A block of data
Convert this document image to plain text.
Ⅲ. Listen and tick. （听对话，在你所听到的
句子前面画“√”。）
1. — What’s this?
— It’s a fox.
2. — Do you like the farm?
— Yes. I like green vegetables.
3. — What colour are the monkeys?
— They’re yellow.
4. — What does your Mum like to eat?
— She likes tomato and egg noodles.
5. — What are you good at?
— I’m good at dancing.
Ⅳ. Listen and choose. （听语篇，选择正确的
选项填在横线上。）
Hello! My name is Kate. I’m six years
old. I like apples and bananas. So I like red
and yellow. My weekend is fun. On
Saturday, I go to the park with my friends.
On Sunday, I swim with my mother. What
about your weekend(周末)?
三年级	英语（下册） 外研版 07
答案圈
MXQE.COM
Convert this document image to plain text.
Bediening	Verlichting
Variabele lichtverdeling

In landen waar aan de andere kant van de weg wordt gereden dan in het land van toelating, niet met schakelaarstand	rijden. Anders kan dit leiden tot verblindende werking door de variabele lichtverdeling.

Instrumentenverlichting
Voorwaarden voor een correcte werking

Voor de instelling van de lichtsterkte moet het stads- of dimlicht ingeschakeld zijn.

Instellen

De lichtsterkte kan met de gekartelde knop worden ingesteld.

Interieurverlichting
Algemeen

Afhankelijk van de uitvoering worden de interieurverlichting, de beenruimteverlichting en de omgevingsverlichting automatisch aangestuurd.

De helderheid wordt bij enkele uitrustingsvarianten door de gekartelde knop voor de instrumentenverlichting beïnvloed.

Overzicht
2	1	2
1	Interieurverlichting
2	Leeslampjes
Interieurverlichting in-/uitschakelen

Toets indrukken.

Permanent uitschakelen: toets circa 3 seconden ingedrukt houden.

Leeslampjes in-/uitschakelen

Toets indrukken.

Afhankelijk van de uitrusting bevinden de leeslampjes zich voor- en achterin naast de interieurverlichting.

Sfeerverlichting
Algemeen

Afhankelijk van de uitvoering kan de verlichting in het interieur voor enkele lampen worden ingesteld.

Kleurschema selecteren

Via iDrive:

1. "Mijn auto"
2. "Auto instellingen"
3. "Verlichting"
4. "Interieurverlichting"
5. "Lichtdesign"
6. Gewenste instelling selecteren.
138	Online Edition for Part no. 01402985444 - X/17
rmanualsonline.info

» **Problem description**:
Search the entries for the word "door" and pick out every line that holds it.

» **Solution to the exercise**:
In landen waar aan de andere kant van de weg wordt gereden dan in het land van toelating, niet met schakelaarstand	rijden. Anders kan dit leiden tot verblindende werking door de variabele lichtverdeling.
De helderheid wordt bij enkele uitrustingsvarianten door de gekartelde knop voor de instrumentenverlichting beïnvloed.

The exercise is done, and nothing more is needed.